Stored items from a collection
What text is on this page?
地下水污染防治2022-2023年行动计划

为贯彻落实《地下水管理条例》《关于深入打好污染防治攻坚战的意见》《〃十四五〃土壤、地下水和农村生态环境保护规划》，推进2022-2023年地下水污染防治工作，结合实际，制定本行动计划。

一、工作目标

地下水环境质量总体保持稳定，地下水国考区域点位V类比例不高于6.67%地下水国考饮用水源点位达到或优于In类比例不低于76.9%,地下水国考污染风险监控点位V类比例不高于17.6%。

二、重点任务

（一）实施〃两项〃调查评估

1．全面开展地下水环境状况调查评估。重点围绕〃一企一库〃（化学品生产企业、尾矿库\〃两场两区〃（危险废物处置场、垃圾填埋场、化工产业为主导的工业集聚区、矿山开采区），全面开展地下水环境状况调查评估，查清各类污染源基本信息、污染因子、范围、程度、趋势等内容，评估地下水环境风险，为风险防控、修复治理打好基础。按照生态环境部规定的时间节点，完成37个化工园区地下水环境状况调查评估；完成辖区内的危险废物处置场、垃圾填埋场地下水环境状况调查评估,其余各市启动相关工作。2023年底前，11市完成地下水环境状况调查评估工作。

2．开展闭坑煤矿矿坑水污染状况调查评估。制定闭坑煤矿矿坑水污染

---

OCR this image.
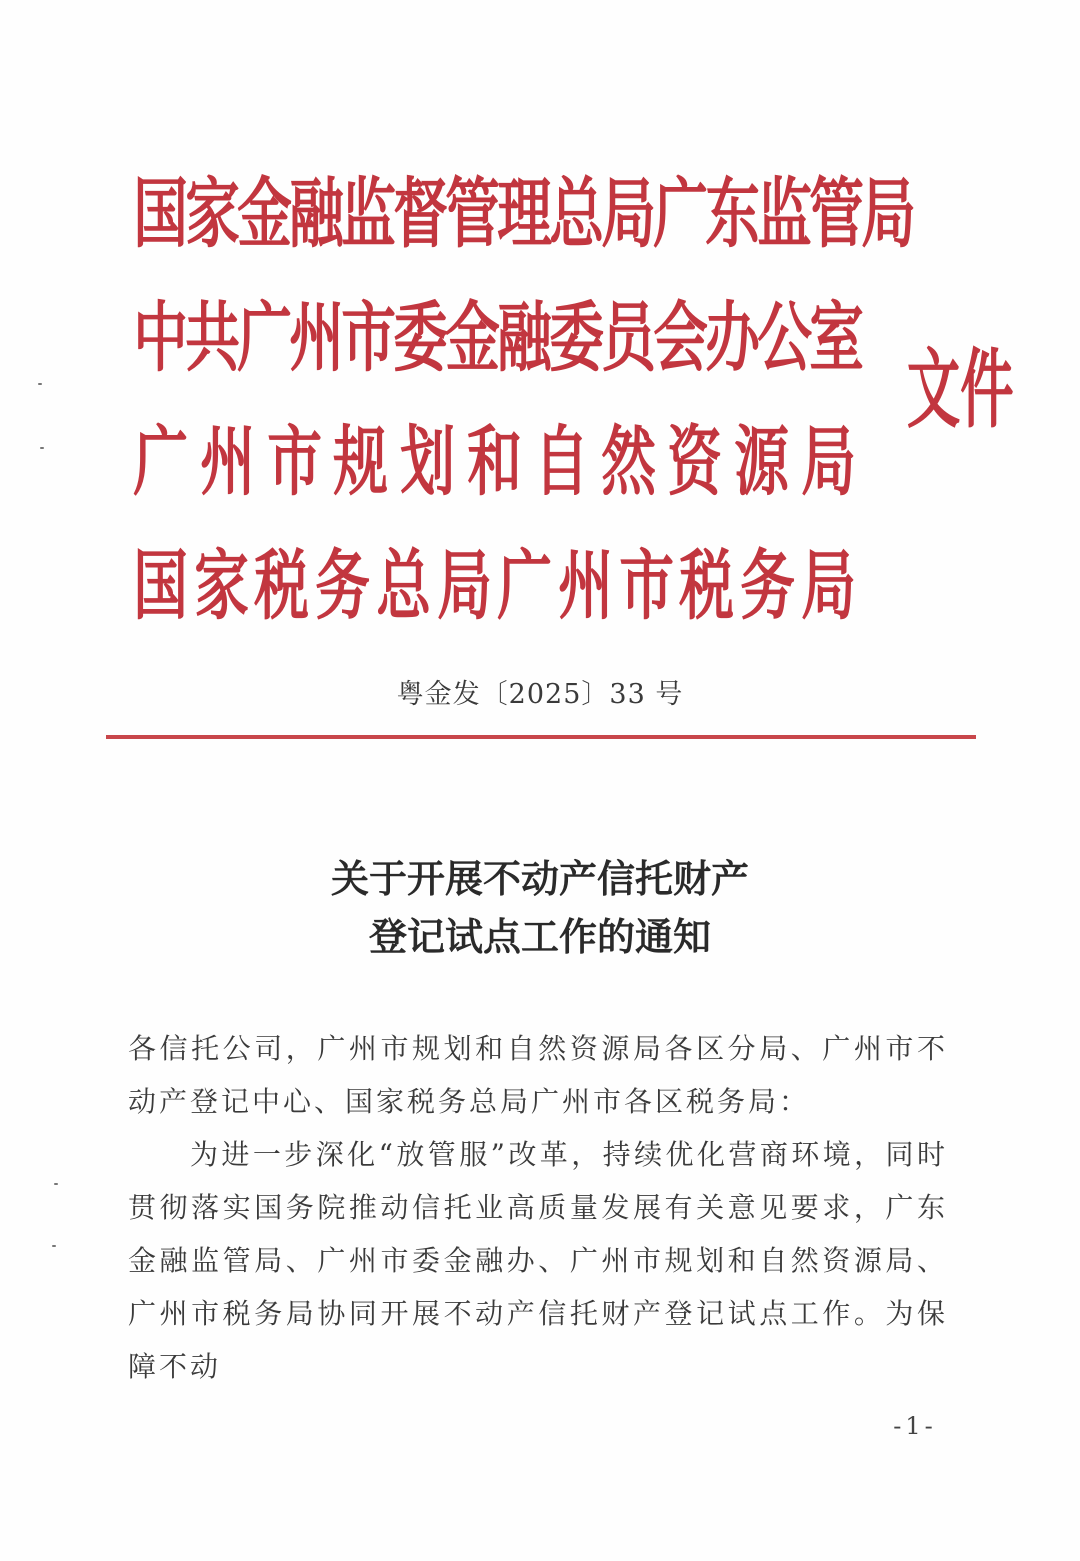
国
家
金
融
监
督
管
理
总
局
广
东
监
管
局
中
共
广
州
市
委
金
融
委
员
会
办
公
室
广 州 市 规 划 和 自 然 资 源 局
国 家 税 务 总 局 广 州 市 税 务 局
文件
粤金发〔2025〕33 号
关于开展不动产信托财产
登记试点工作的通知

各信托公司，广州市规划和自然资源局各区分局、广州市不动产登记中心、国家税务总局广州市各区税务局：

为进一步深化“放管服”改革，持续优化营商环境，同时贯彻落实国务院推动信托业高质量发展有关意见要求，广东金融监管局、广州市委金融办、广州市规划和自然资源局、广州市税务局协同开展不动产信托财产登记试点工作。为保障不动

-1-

#### [EXERCISE GOAL]
Find and copy each line above that includes the string "this".

#### [SOLUTION BELOW]
What text is on this page?
OCR this image.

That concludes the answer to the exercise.